GOAL: For this exercise, copy out each line of the material below that includes "SETTINGS".

TASK DATA:
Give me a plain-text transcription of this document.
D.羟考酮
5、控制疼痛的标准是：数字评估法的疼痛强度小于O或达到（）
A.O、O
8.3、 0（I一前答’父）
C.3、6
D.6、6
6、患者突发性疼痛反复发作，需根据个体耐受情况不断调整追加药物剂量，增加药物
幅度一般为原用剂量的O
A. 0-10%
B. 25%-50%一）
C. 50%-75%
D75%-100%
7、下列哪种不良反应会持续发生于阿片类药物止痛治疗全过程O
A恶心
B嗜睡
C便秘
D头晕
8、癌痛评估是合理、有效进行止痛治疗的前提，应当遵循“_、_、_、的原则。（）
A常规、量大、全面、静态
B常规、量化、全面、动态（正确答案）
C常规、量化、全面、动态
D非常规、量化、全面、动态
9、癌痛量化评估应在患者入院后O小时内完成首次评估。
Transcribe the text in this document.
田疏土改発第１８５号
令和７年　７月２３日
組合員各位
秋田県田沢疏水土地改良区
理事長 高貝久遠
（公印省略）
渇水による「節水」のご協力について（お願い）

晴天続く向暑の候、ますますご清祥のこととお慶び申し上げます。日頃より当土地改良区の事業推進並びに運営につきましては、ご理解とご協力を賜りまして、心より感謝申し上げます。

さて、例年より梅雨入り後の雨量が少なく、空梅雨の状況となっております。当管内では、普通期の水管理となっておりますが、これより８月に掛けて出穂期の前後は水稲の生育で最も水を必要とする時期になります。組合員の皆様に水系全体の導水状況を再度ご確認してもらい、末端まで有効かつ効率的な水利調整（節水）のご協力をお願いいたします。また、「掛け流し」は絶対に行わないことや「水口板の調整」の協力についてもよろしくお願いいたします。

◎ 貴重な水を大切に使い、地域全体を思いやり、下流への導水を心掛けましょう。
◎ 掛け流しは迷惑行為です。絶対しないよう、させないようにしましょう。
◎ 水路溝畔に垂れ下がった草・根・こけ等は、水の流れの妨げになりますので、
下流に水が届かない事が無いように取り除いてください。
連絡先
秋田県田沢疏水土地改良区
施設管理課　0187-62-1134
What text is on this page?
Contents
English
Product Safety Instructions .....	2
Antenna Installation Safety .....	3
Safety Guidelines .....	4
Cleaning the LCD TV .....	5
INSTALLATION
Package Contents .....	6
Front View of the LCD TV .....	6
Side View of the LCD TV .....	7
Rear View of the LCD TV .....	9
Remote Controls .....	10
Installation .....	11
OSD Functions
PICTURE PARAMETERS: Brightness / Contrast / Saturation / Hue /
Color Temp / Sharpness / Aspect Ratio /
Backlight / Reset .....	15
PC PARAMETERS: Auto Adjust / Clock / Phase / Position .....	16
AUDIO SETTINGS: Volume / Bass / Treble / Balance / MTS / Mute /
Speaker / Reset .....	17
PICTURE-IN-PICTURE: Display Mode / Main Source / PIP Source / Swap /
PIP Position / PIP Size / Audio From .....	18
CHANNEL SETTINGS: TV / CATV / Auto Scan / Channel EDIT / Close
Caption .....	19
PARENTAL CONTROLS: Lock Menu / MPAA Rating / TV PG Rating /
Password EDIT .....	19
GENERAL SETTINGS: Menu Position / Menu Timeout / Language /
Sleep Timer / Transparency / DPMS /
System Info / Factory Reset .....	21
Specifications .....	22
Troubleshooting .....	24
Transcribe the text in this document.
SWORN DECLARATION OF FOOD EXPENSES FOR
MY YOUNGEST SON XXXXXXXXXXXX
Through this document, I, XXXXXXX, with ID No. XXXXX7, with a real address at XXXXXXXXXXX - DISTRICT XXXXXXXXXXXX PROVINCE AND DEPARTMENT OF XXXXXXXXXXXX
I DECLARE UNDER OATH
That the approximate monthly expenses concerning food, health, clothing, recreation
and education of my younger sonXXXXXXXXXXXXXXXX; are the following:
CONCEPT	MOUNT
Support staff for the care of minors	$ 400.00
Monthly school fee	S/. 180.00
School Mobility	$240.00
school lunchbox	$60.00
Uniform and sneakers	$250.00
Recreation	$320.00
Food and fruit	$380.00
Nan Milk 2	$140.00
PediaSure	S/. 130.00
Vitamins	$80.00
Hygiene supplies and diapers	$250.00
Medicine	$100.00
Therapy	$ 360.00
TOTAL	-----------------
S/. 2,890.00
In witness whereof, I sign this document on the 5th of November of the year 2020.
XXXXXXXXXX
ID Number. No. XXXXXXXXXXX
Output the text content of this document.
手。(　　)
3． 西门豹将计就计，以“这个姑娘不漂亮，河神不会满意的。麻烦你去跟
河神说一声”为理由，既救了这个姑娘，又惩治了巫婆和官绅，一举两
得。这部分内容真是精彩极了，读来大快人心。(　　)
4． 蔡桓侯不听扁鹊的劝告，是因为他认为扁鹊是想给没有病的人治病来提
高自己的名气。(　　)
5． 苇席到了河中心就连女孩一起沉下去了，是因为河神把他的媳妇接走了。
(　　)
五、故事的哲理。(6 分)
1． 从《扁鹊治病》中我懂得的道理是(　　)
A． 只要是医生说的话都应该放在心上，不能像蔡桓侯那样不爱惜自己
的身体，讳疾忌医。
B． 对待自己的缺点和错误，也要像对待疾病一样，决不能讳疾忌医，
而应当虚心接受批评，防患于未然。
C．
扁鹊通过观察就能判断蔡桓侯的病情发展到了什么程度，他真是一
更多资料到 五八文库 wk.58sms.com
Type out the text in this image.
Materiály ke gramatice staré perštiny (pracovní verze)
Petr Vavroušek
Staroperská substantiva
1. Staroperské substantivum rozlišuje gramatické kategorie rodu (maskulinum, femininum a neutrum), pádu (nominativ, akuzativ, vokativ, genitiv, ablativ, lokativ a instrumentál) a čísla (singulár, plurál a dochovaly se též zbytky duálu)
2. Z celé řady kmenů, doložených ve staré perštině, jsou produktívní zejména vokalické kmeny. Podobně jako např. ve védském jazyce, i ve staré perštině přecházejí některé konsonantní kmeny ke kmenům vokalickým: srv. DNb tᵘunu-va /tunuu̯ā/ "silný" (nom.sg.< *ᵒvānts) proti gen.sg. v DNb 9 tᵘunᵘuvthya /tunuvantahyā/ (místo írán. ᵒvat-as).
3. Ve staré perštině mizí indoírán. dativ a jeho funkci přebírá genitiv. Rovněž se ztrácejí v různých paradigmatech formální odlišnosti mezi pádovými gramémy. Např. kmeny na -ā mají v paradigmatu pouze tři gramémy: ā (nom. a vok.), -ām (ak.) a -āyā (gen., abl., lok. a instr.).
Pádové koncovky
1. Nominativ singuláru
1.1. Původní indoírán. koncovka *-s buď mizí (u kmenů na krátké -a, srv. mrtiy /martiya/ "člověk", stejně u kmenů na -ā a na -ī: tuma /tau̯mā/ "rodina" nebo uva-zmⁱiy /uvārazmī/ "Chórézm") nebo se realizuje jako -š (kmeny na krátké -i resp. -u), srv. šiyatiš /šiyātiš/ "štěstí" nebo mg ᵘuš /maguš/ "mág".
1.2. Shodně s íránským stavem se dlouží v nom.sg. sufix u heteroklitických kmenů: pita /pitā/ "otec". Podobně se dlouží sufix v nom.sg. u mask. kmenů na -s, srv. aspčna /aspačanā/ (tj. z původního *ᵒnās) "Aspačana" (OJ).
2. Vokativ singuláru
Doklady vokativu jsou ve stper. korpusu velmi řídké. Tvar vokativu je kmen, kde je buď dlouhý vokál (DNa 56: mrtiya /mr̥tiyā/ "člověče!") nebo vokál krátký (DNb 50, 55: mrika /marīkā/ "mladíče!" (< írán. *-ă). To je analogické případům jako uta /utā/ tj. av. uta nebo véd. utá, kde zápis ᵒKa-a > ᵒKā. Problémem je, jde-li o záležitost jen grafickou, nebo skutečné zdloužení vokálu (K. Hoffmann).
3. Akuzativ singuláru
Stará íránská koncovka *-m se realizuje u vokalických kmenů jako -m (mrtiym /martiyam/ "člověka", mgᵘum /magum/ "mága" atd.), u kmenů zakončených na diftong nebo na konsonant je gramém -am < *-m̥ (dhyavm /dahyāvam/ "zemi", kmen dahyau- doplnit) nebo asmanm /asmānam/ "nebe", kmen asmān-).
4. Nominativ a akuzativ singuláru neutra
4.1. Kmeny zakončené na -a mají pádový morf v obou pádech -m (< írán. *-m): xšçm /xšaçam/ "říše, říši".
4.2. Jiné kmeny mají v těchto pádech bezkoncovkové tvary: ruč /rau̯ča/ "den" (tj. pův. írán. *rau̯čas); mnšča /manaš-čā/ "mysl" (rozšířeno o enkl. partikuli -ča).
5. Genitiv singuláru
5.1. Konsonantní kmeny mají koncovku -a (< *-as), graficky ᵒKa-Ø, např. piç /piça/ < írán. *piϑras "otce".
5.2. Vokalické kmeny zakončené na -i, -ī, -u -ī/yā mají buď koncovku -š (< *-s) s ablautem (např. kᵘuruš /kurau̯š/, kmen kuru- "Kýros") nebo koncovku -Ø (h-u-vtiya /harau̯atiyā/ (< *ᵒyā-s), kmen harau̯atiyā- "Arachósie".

RESPONSE TO THIS TASK:
AUDIO SETTINGS: Volume / Bass / Treble / Balance / MTS / Mute /
CHANNEL SETTINGS: TV / CATV / Auto Scan / Channel EDIT / Close
GENERAL SETTINGS: Menu Position / Menu Timeout / Language /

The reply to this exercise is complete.